***** Given data

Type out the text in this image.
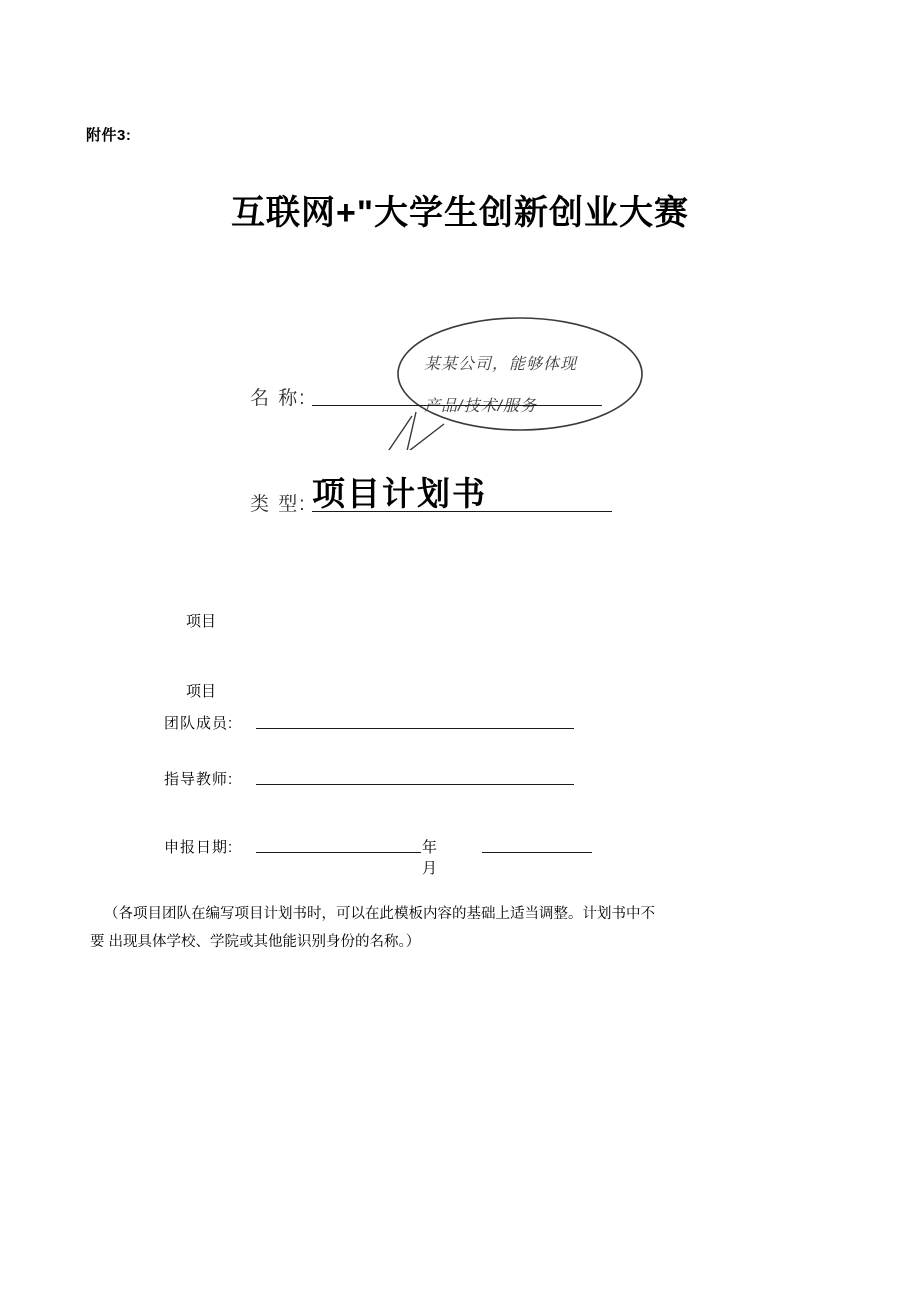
附件3:
互联网+"大学生创新创业大赛
某某公司，能够体现
产品/技术/服务
名 称:
类 型: 项目计划书
项目
项目
团队成员:
指导教师:
申报日期:	年 月
（各项目团队在编写项目计划书时，可以在此模板内容的基础上适当调整。计划书中不
要 出现具体学校、学院或其他能识别身份的名称。）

**********

* [Task description]
Repeat the listing in full and exactly. Do not include any images.

* [Solved problem]
Type out the text in this image.
附件3:
互联网+"大学生创新创业大赛
某某公司，能够体现
产品/技术/服务
名 称:
类 型: 项目计划书
项目
项目
团队成员:
指导教师:
申报日期:	年 月
（各项目团队在编写项目计划书时，可以在此模板内容的基础上适当调整。计划书中不
要 出现具体学校、学院或其他能识别身份的名称。）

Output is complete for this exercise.